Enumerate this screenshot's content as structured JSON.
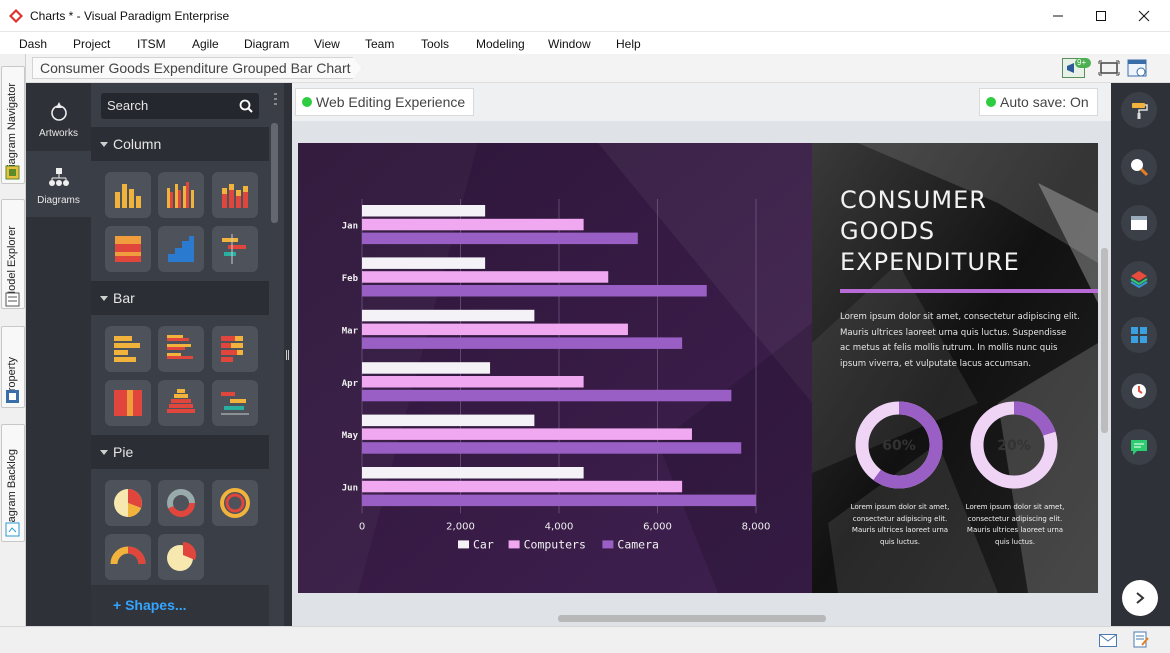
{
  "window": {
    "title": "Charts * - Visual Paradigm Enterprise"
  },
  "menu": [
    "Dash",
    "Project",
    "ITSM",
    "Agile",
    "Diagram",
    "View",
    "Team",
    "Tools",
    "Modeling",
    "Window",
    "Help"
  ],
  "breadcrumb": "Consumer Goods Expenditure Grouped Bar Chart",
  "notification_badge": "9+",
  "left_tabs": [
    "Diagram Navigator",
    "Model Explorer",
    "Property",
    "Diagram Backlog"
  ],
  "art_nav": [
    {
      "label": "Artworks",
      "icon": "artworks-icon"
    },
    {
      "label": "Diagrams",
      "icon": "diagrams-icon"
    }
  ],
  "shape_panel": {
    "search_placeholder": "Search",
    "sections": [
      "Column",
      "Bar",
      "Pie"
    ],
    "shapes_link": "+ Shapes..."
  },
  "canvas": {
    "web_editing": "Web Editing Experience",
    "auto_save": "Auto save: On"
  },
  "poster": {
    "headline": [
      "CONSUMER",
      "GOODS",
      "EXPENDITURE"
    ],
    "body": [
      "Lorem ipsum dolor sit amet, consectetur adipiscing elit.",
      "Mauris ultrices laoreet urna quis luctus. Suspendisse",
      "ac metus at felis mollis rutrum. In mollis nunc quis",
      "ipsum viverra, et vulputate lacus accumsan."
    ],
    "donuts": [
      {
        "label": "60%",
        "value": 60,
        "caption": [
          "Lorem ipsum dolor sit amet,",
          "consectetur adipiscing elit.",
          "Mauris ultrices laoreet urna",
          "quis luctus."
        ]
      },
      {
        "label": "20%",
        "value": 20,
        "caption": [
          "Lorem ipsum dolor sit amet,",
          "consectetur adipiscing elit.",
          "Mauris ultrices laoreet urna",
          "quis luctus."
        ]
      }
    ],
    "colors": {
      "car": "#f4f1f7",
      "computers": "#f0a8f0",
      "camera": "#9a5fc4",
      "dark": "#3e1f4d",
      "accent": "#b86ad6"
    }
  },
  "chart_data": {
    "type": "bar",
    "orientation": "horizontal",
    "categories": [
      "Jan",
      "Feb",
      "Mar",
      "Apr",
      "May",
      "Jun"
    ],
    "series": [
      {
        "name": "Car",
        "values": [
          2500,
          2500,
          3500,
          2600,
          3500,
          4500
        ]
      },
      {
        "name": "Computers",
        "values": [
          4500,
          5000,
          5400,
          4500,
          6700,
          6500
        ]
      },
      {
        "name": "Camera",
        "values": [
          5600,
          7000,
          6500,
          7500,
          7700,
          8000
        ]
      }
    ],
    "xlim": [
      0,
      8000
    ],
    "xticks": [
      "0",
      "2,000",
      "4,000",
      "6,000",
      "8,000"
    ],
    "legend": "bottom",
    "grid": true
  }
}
================
WHAT IS EXPECTED:
Write out all the entries word for word, but skip any images.

WRITTEN RESPONSE:
Enumerate this screenshot's content as structured JSON.
{
  "window": {
    "title": "Charts * - Visual Paradigm Enterprise"
  },
  "menu": [
    "Dash",
    "Project",
    "ITSM",
    "Agile",
    "Diagram",
    "View",
    "Team",
    "Tools",
    "Modeling",
    "Window",
    "Help"
  ],
  "breadcrumb": "Consumer Goods Expenditure Grouped Bar Chart",
  "notification_badge": "9+",
  "left_tabs": [
    "Diagram Navigator",
    "Model Explorer",
    "Property",
    "Diagram Backlog"
  ],
  "art_nav": [
    {
      "label": "Artworks",
      "icon": "artworks-icon"
    },
    {
      "label": "Diagrams",
      "icon": "diagrams-icon"
    }
  ],
  "shape_panel": {
    "search_placeholder": "Search",
    "sections": [
      "Column",
      "Bar",
      "Pie"
    ],
    "shapes_link": "+ Shapes..."
  },
  "canvas": {
    "web_editing": "Web Editing Experience",
    "auto_save": "Auto save: On"
  },
  "poster": {
    "headline": [
      "CONSUMER",
      "GOODS",
      "EXPENDITURE"
    ],
    "body": [
      "Lorem ipsum dolor sit amet, consectetur adipiscing elit.",
      "Mauris ultrices laoreet urna quis luctus. Suspendisse",
      "ac metus at felis mollis rutrum. In mollis nunc quis",
      "ipsum viverra, et vulputate lacus accumsan."
    ],
    "donuts": [
      {
        "label": "60%",
        "value": 60,
        "caption": [
          "Lorem ipsum dolor sit amet,",
          "consectetur adipiscing elit.",
          "Mauris ultrices laoreet urna",
          "quis luctus."
        ]
      },
      {
        "label": "20%",
        "value": 20,
        "caption": [
          "Lorem ipsum dolor sit amet,",
          "consectetur adipiscing elit.",
          "Mauris ultrices laoreet urna",
          "quis luctus."
        ]
      }
    ],
    "colors": {
      "car": "#f4f1f7",
      "computers": "#f0a8f0",
      "camera": "#9a5fc4",
      "dark": "#3e1f4d",
      "accent": "#b86ad6"
    }
  },
  "chart_data": {
    "type": "bar",
    "orientation": "horizontal",
    "categories": [
      "Jan",
      "Feb",
      "Mar",
      "Apr",
      "May",
      "Jun"
    ],
    "series": [
      {
        "name": "Car",
        "values": [
          2500,
          2500,
          3500,
          2600,
          3500,
          4500
        ]
      },
      {
        "name": "Computers",
        "values": [
          4500,
          5000,
          5400,
          4500,
          6700,
          6500
        ]
      },
      {
        "name": "Camera",
        "values": [
          5600,
          7000,
          6500,
          7500,
          7700,
          8000
        ]
      }
    ],
    "xlim": [
      0,
      8000
    ],
    "xticks": [
      "0",
      "2,000",
      "4,000",
      "6,000",
      "8,000"
    ],
    "legend": "bottom",
    "grid": true
  }
}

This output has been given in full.